**What you have to do**
Copy all the material that follows, keeping every character the same.

-- -- --

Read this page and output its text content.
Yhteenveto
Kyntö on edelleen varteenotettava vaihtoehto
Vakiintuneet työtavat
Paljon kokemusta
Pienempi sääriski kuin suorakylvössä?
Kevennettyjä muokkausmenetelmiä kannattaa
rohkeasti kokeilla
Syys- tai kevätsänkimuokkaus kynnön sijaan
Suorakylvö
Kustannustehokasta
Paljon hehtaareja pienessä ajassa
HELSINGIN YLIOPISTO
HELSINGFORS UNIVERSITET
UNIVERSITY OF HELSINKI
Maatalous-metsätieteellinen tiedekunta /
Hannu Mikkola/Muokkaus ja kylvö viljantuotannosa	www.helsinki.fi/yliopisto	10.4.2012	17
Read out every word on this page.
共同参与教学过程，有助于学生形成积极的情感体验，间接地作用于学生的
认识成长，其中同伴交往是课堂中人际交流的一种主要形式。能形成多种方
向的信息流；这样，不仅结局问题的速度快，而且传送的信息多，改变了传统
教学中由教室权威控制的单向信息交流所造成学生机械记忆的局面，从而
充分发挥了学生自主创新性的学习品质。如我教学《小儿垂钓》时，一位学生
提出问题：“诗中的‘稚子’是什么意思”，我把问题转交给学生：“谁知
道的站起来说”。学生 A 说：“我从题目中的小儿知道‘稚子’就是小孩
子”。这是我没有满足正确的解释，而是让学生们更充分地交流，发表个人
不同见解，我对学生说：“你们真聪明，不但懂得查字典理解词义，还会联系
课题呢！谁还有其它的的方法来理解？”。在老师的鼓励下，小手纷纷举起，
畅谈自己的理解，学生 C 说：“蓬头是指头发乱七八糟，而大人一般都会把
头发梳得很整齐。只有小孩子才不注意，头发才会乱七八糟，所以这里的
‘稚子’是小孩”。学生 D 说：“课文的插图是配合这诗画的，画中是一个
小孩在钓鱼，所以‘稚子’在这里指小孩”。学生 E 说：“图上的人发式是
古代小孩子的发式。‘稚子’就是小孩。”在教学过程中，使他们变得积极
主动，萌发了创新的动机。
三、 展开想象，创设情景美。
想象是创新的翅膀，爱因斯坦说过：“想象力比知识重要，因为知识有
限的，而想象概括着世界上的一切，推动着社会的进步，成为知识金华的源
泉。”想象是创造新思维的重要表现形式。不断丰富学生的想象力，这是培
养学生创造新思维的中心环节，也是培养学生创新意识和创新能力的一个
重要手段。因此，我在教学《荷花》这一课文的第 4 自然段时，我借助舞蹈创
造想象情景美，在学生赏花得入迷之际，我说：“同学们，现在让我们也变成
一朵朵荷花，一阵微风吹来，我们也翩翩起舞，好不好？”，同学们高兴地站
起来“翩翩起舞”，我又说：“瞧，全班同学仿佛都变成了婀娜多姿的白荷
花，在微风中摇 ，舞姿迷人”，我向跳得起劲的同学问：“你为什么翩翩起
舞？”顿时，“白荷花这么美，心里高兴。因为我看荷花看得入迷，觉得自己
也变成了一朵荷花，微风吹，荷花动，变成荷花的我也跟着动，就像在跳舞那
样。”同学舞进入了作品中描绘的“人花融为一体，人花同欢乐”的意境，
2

-- -- --

**Result**
Read this page and output its text content.
Yhteenveto
Kyntö on edelleen varteenotettava vaihtoehto
Vakiintuneet työtavat
Paljon kokemusta
Pienempi sääriski kuin suorakylvössä?
Kevennettyjä muokkausmenetelmiä kannattaa
rohkeasti kokeilla
Syys- tai kevätsänkimuokkaus kynnön sijaan
Suorakylvö
Kustannustehokasta
Paljon hehtaareja pienessä ajassa
HELSINGIN YLIOPISTO
HELSINGFORS UNIVERSITET
UNIVERSITY OF HELSINKI
Maatalous-metsätieteellinen tiedekunta /
Hannu Mikkola/Muokkaus ja kylvö viljantuotannosa	www.helsinki.fi/yliopisto	10.4.2012	17
Read out every word on this page.
共同参与教学过程，有助于学生形成积极的情感体验，间接地作用于学生的
认识成长，其中同伴交往是课堂中人际交流的一种主要形式。能形成多种方
向的信息流；这样，不仅结局问题的速度快，而且传送的信息多，改变了传统
教学中由教室权威控制的单向信息交流所造成学生机械记忆的局面，从而
充分发挥了学生自主创新性的学习品质。如我教学《小儿垂钓》时，一位学生
提出问题：“诗中的‘稚子’是什么意思”，我把问题转交给学生：“谁知
道的站起来说”。学生 A 说：“我从题目中的小儿知道‘稚子’就是小孩
子”。这是我没有满足正确的解释，而是让学生们更充分地交流，发表个人
不同见解，我对学生说：“你们真聪明，不但懂得查字典理解词义，还会联系
课题呢！谁还有其它的的方法来理解？”。在老师的鼓励下，小手纷纷举起，
畅谈自己的理解，学生 C 说：“蓬头是指头发乱七八糟，而大人一般都会把
头发梳得很整齐。只有小孩子才不注意，头发才会乱七八糟，所以这里的
‘稚子’是小孩”。学生 D 说：“课文的插图是配合这诗画的，画中是一个
小孩在钓鱼，所以‘稚子’在这里指小孩”。学生 E 说：“图上的人发式是
古代小孩子的发式。‘稚子’就是小孩。”在教学过程中，使他们变得积极
主动，萌发了创新的动机。
三、 展开想象，创设情景美。
想象是创新的翅膀，爱因斯坦说过：“想象力比知识重要，因为知识有
限的，而想象概括着世界上的一切，推动着社会的进步，成为知识金华的源
泉。”想象是创造新思维的重要表现形式。不断丰富学生的想象力，这是培
养学生创造新思维的中心环节，也是培养学生创新意识和创新能力的一个
重要手段。因此，我在教学《荷花》这一课文的第 4 自然段时，我借助舞蹈创
造想象情景美，在学生赏花得入迷之际，我说：“同学们，现在让我们也变成
一朵朵荷花，一阵微风吹来，我们也翩翩起舞，好不好？”，同学们高兴地站
起来“翩翩起舞”，我又说：“瞧，全班同学仿佛都变成了婀娜多姿的白荷
花，在微风中摇 ，舞姿迷人”，我向跳得起劲的同学问：“你为什么翩翩起
舞？”顿时，“白荷花这么美，心里高兴。因为我看荷花看得入迷，觉得自己
也变成了一朵荷花，微风吹，荷花动，变成荷花的我也跟着动，就像在跳舞那
样。”同学舞进入了作品中描绘的“人花融为一体，人花同欢乐”的意境，
2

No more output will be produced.